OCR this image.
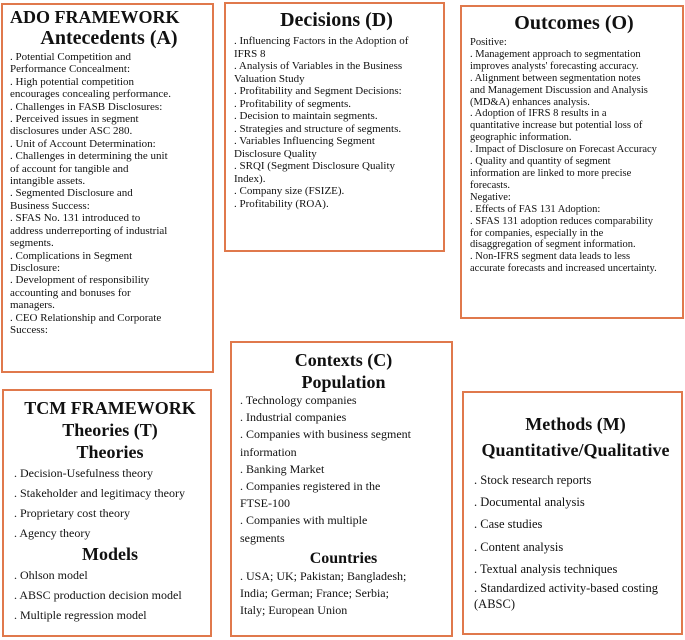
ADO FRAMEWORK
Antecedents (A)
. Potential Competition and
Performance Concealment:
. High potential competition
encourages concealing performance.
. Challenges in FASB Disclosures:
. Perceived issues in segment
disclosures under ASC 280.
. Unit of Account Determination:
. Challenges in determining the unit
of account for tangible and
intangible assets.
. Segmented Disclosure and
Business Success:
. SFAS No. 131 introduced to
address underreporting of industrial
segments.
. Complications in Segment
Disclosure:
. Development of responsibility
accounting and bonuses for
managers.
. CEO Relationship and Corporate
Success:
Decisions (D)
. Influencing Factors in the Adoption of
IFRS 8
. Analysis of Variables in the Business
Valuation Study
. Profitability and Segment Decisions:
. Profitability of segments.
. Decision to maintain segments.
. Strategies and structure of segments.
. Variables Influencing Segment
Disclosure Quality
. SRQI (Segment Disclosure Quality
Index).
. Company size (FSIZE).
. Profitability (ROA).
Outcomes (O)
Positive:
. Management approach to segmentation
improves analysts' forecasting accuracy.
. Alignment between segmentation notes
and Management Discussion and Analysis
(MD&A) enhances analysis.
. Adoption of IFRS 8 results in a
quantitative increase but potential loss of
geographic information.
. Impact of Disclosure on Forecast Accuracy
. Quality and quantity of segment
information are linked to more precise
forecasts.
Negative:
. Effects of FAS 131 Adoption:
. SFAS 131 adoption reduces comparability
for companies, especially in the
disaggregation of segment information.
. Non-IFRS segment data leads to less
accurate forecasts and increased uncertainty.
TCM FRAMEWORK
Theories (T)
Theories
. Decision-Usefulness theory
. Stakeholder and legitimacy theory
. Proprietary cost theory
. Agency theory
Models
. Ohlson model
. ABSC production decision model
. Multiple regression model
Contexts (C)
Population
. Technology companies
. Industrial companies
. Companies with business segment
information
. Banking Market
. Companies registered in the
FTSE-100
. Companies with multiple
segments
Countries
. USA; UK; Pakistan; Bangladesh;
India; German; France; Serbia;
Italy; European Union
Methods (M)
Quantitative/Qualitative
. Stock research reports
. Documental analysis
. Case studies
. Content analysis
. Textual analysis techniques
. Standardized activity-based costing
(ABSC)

######

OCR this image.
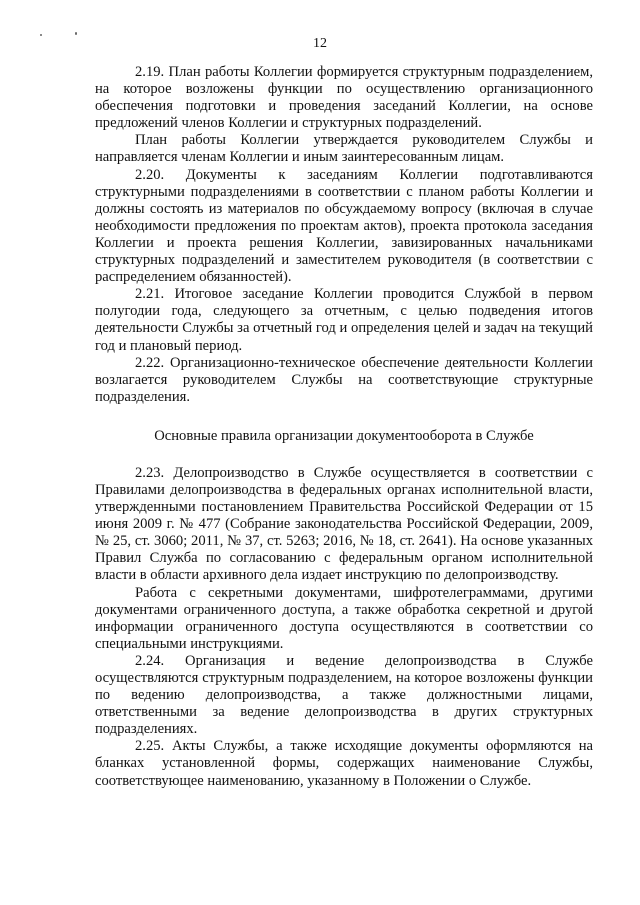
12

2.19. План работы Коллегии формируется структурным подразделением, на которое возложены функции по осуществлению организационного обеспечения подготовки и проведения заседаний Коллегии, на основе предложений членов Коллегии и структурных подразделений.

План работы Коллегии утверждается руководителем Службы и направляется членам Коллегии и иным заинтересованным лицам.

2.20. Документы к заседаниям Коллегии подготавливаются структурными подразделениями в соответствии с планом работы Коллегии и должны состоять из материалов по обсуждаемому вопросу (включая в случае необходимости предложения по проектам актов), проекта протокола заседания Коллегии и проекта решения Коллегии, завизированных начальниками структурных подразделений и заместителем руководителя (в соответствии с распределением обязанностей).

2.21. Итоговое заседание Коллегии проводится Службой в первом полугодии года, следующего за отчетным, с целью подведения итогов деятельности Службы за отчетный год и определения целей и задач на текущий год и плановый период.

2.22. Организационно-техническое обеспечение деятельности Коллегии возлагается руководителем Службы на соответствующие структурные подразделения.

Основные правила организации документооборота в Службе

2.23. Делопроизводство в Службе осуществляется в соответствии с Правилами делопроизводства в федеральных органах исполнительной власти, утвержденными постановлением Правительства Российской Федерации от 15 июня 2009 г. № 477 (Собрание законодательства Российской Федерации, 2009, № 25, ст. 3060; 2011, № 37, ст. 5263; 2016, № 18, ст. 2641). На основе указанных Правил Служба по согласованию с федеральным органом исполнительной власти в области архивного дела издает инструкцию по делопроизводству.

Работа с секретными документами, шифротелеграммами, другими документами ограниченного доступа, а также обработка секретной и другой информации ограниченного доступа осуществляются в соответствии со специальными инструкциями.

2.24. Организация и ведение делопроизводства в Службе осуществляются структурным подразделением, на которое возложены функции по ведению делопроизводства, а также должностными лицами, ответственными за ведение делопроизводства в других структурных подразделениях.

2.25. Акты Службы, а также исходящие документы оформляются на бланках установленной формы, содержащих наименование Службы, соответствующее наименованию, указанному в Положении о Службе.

######

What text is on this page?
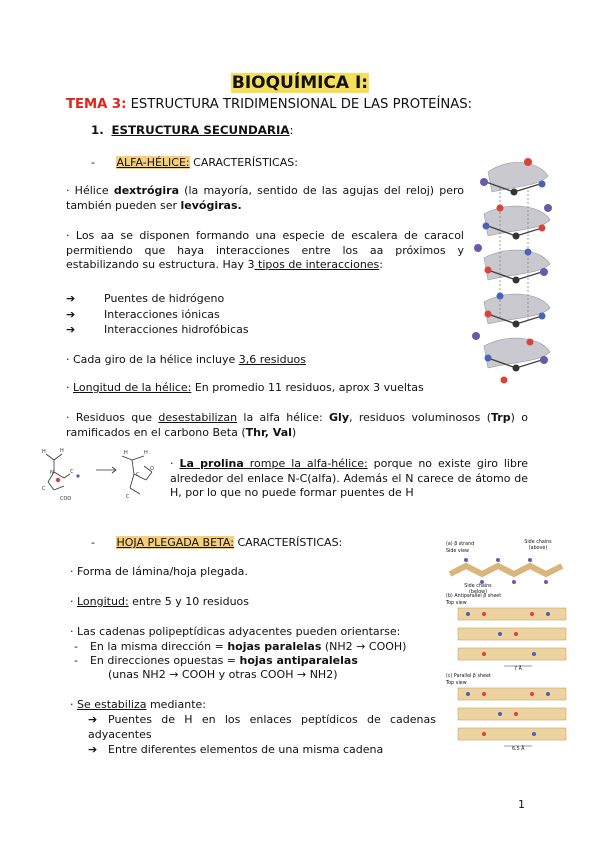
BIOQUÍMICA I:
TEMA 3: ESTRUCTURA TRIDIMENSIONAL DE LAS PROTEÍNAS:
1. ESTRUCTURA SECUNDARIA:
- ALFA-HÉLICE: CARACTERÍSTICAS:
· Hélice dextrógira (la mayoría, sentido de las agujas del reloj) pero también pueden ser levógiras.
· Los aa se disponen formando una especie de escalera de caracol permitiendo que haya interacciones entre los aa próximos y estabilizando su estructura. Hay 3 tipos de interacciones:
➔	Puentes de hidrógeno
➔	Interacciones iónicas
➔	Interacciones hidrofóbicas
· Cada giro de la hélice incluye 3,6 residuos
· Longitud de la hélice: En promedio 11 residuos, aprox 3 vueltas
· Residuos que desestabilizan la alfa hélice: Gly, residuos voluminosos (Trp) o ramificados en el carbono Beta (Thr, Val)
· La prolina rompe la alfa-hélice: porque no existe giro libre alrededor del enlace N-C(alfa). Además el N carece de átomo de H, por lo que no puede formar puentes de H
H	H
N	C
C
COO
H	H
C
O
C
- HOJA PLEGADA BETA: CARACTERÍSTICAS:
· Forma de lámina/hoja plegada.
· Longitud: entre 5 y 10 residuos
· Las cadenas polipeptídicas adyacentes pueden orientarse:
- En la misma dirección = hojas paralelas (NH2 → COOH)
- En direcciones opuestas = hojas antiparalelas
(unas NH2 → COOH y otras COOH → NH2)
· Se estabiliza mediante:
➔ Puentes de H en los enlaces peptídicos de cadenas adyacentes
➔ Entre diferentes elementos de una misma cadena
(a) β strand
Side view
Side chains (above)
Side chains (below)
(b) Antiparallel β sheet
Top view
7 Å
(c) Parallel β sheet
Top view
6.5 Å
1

######

WHAT IS EXPECTED
Find all lines with "подразделением" in them and copy each one.

WRITTEN REPLY
2.19. План работы Коллегии формируется структурным подразделением, на которое возложены функции по осуществлению организационного обеспечения подготовки и проведения заседаний Коллегии, на основе предложений членов Коллегии и структурных подразделений.
2.24. Организация и ведение делопроизводства в Службе осуществляются структурным подразделением, на которое возложены функции по ведению делопроизводства, а также должностными лицами, ответственными за ведение делопроизводства в других структурных подразделениях.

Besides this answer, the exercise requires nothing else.